— Begin —

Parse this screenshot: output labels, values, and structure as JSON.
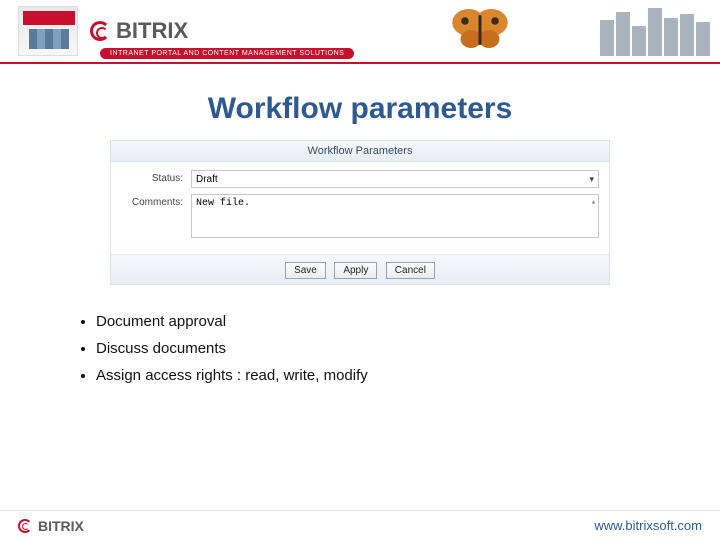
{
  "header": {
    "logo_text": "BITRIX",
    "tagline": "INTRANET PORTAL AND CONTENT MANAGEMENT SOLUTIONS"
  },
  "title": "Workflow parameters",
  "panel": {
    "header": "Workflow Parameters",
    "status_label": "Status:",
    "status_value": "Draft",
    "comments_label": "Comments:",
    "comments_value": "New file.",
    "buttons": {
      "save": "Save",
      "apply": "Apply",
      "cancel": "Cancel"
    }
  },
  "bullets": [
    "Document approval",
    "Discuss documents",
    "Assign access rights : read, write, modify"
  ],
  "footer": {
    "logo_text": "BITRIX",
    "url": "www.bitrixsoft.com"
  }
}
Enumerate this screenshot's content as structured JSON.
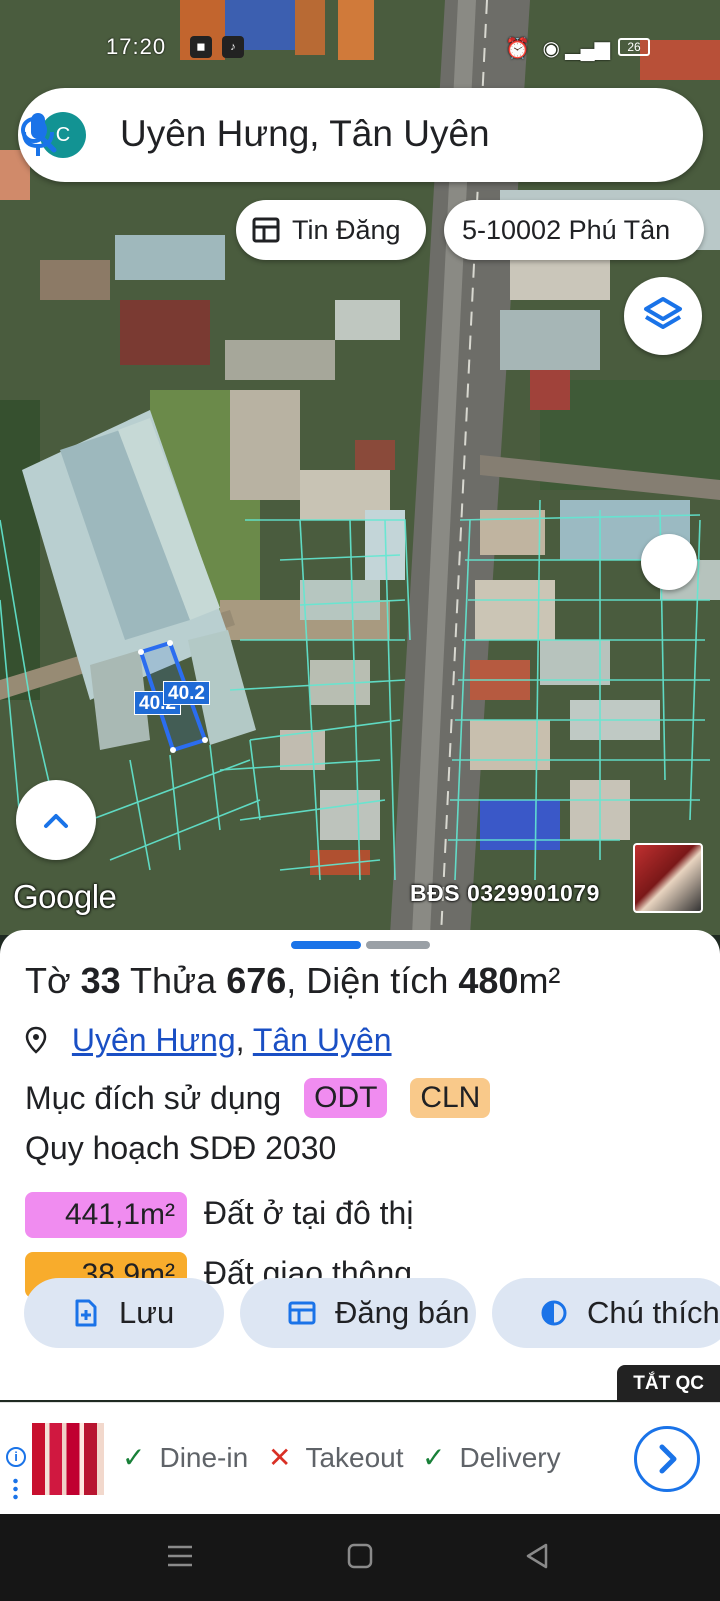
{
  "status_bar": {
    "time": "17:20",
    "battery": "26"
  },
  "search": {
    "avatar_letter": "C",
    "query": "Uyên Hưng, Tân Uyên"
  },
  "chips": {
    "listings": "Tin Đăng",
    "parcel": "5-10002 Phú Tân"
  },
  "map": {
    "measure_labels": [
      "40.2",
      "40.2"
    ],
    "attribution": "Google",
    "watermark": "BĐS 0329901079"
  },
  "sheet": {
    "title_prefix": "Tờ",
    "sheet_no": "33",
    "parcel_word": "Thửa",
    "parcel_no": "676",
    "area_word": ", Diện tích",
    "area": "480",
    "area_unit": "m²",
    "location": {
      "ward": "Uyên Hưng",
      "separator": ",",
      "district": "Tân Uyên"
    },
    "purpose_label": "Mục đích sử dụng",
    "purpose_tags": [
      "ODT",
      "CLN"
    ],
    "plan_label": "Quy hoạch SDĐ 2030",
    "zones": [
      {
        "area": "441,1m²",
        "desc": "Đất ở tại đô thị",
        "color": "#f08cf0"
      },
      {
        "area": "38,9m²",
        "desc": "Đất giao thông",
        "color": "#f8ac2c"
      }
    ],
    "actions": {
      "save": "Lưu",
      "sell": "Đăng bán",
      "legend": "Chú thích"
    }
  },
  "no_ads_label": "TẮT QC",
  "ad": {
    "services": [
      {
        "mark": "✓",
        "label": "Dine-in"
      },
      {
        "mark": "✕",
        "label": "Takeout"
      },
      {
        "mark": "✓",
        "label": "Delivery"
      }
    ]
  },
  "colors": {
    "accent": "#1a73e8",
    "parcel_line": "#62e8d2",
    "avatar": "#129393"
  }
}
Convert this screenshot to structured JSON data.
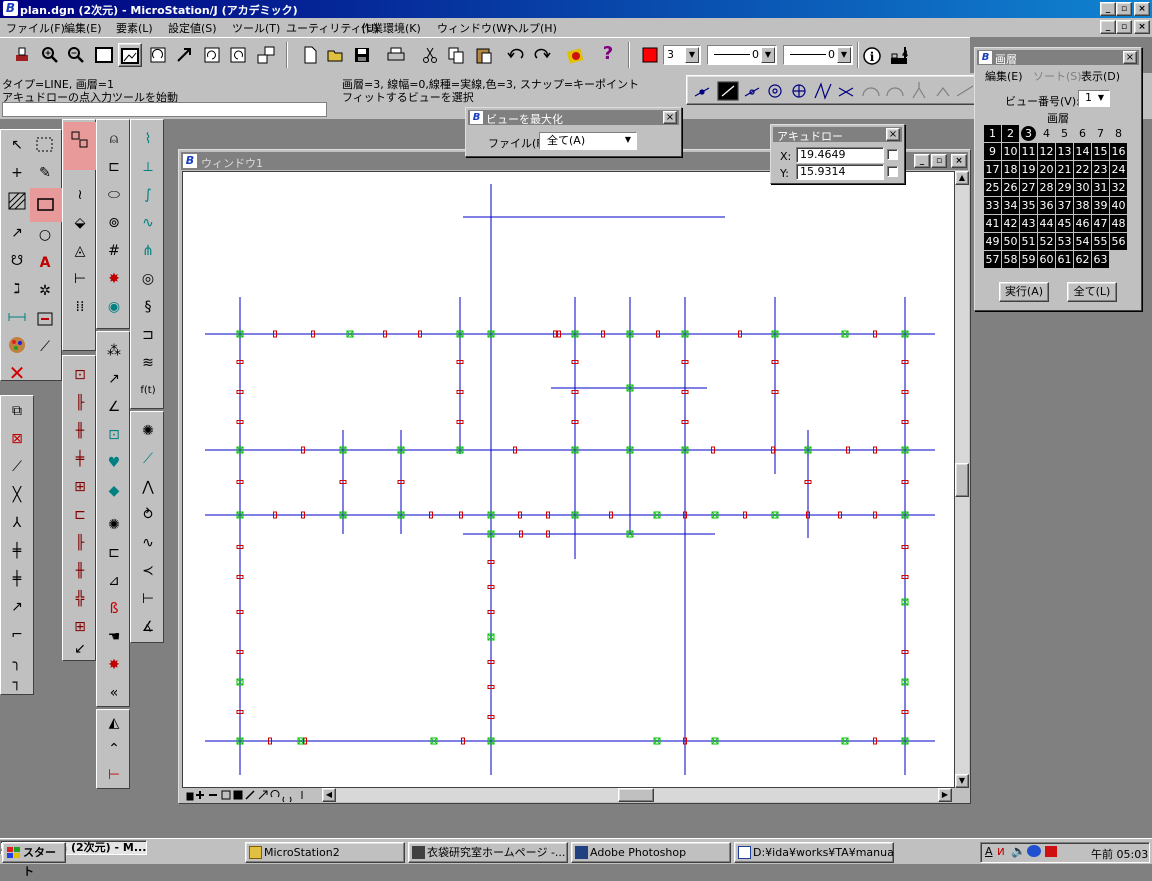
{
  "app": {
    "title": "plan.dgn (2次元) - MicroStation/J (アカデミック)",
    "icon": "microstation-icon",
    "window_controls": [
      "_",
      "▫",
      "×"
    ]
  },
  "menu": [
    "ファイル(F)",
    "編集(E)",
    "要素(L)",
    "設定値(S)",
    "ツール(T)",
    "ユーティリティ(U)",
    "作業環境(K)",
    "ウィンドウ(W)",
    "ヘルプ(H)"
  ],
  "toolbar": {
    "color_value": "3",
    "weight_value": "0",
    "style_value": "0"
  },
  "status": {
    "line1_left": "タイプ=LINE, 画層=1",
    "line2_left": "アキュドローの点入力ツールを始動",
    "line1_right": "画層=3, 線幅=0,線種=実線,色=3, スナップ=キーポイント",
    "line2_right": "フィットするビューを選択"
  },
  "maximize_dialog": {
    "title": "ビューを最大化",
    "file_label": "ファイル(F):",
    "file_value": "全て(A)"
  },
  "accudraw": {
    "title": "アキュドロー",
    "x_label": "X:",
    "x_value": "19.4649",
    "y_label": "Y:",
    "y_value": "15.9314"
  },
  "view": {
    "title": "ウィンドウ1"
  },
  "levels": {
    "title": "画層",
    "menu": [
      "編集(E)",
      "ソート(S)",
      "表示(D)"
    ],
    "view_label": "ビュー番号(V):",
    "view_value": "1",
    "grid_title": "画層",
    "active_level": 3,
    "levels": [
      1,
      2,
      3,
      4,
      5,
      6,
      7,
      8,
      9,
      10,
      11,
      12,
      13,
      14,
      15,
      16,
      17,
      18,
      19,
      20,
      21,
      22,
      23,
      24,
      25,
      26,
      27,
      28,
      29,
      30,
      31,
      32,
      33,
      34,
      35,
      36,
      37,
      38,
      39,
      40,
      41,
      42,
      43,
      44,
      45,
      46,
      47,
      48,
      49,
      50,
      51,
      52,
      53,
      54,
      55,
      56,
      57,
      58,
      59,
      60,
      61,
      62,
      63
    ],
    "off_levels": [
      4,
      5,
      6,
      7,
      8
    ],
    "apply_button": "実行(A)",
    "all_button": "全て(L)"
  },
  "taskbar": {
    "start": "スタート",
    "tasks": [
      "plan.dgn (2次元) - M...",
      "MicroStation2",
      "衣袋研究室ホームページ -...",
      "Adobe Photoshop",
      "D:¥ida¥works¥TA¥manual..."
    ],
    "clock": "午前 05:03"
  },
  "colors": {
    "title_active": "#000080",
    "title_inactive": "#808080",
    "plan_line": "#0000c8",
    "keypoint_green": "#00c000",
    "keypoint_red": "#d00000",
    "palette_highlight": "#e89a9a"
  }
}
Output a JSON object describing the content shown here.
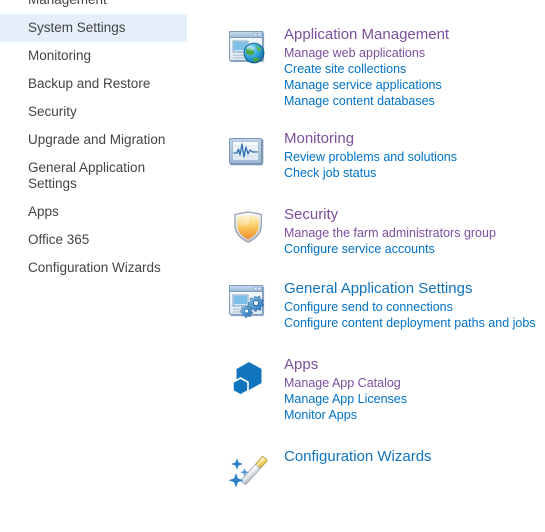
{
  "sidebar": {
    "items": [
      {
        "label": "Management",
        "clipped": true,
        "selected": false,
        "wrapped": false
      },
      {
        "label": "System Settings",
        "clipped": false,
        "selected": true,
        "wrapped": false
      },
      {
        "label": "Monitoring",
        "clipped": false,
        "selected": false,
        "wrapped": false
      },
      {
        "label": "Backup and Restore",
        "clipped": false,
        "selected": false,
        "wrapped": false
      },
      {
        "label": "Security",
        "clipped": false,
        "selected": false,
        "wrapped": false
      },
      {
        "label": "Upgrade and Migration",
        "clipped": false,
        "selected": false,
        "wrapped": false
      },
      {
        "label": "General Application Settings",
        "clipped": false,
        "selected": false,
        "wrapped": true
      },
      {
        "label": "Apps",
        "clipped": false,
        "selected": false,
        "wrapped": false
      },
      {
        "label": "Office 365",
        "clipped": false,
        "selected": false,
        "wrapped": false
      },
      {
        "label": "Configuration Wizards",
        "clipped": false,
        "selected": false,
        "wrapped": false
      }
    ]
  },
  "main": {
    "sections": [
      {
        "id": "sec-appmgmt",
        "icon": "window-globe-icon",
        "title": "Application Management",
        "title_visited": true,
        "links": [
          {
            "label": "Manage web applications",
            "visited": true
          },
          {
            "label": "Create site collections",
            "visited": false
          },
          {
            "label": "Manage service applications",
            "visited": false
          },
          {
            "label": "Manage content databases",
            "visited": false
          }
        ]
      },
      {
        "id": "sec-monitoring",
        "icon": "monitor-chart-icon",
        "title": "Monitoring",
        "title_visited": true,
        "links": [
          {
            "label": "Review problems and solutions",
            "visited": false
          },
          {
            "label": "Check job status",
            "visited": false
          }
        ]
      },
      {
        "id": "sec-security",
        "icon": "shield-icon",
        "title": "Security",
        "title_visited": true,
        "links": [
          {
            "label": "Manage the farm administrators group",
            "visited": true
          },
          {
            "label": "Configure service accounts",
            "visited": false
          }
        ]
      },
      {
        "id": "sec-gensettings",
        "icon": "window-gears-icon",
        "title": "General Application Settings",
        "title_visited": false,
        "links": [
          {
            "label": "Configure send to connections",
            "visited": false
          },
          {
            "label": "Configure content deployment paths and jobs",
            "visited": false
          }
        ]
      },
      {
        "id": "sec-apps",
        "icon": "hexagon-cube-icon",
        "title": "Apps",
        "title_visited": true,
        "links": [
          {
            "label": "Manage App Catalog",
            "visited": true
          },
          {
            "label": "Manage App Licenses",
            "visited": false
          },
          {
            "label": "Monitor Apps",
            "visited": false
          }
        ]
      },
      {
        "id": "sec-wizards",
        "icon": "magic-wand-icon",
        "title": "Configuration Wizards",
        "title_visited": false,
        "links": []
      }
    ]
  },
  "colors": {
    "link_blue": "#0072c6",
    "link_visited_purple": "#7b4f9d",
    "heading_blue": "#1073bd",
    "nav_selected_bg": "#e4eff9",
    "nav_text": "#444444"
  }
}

— End —

**AIM OF THE TASK:** How many of the lines above include the word "Configure"? Respond with the number alone.

**RESPONSE TO THE TASK:** 3